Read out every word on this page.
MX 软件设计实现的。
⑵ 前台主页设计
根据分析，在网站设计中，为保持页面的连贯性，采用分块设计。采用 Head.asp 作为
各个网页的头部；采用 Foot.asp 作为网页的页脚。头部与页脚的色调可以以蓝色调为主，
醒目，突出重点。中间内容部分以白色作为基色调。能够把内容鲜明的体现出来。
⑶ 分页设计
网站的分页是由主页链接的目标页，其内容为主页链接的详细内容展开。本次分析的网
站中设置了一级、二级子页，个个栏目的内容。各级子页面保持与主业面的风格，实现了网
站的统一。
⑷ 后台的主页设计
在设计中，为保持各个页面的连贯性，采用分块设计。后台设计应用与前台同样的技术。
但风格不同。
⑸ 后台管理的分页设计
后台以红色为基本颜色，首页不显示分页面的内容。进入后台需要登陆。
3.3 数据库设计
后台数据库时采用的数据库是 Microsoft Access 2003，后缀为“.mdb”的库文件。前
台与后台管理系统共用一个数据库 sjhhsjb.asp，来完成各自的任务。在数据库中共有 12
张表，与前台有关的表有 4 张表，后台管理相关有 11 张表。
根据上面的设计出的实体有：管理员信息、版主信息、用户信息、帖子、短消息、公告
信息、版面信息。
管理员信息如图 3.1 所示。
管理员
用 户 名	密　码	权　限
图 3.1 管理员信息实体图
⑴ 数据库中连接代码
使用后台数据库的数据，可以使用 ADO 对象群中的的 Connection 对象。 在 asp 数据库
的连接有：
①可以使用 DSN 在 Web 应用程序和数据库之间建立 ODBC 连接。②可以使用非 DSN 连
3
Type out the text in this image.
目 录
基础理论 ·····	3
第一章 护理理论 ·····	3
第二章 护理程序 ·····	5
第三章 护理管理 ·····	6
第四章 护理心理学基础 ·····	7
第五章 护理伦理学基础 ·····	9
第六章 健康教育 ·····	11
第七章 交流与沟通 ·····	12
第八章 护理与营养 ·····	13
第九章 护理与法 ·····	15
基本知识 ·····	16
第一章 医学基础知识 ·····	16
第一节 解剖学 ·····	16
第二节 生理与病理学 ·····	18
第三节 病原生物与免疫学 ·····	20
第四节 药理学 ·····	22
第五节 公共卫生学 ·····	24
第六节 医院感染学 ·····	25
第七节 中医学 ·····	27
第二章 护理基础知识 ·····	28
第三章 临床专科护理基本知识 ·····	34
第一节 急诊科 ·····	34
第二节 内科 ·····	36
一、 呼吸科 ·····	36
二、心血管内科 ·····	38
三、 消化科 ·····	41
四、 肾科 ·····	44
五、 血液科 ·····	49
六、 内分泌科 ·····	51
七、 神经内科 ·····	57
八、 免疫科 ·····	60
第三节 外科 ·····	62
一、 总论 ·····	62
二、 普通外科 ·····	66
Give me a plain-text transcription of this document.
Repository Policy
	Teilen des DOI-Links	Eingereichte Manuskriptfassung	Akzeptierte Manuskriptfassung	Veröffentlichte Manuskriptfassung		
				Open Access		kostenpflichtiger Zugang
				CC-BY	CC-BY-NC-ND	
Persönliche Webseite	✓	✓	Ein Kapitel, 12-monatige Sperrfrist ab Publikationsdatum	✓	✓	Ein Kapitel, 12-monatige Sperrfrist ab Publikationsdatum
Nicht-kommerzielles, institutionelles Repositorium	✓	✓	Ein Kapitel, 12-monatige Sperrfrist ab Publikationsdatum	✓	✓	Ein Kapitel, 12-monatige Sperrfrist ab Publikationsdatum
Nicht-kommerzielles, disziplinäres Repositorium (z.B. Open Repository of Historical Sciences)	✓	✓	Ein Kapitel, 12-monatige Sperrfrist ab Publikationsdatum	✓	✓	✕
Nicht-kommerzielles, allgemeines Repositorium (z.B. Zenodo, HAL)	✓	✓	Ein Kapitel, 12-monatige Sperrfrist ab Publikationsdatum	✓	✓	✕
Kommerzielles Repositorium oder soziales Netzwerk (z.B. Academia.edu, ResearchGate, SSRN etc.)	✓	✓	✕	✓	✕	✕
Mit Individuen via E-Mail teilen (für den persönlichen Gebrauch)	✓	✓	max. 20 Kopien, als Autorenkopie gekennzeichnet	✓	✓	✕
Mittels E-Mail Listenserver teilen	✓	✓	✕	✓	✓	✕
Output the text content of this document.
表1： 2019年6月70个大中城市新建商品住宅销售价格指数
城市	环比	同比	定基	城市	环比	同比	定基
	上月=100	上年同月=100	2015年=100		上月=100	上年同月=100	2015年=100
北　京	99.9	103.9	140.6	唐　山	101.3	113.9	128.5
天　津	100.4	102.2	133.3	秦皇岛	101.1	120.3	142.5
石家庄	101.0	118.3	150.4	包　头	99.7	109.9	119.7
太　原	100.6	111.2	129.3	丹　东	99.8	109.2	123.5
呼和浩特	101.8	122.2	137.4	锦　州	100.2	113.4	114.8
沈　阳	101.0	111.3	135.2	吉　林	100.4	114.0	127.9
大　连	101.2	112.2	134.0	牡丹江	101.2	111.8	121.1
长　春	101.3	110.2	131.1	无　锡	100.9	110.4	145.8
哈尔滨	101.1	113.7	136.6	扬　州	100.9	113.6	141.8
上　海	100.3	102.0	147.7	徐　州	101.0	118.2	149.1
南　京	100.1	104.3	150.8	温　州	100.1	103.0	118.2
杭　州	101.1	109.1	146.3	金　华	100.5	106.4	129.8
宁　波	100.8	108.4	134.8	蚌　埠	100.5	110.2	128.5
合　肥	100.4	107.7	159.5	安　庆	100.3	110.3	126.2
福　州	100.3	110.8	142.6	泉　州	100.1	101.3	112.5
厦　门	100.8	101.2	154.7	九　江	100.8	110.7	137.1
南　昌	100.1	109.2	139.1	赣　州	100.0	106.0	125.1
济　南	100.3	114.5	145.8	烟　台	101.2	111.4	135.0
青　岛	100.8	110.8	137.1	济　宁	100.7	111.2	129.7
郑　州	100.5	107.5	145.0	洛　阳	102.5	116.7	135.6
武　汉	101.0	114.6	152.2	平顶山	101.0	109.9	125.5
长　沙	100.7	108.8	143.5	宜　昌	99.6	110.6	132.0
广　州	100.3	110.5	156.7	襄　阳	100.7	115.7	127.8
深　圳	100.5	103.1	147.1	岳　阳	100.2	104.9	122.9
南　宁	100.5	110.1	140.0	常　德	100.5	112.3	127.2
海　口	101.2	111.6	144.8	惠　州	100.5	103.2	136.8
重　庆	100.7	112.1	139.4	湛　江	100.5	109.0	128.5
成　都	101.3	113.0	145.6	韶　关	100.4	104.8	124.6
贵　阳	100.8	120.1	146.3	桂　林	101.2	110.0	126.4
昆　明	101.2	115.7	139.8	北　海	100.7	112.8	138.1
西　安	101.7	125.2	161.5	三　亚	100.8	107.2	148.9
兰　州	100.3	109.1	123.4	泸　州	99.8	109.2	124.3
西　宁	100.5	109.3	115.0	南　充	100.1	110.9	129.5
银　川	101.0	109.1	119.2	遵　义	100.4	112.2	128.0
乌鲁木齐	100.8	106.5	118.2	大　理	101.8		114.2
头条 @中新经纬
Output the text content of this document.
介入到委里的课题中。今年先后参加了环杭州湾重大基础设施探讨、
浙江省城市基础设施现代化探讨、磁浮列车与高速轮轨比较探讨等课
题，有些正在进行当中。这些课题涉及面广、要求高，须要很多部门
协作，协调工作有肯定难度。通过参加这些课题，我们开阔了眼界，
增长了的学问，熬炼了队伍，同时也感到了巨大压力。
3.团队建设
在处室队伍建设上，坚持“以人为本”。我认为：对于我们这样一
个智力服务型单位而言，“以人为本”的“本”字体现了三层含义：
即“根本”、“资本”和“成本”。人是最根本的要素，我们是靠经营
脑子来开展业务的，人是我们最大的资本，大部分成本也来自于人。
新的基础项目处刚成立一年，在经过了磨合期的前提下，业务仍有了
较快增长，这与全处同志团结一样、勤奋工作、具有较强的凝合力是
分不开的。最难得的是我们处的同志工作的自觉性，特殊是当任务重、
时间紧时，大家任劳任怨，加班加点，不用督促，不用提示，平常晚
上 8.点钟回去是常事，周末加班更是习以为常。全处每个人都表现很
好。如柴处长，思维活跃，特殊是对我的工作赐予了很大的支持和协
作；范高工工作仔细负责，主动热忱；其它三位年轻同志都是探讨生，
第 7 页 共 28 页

**WHAT TO WORK ON:** Gather all lines with the string "Open" from the data.

**FINAL RESULT:**
				Open Access		kostenpflichtiger Zugang
Nicht-kommerzielles, disziplinäres Repositorium (z.B. Open Repository of Historical Sciences)	✓	✓	Ein Kapitel, 12-monatige Sperrfrist ab Publikationsdatum	✓	✓	✕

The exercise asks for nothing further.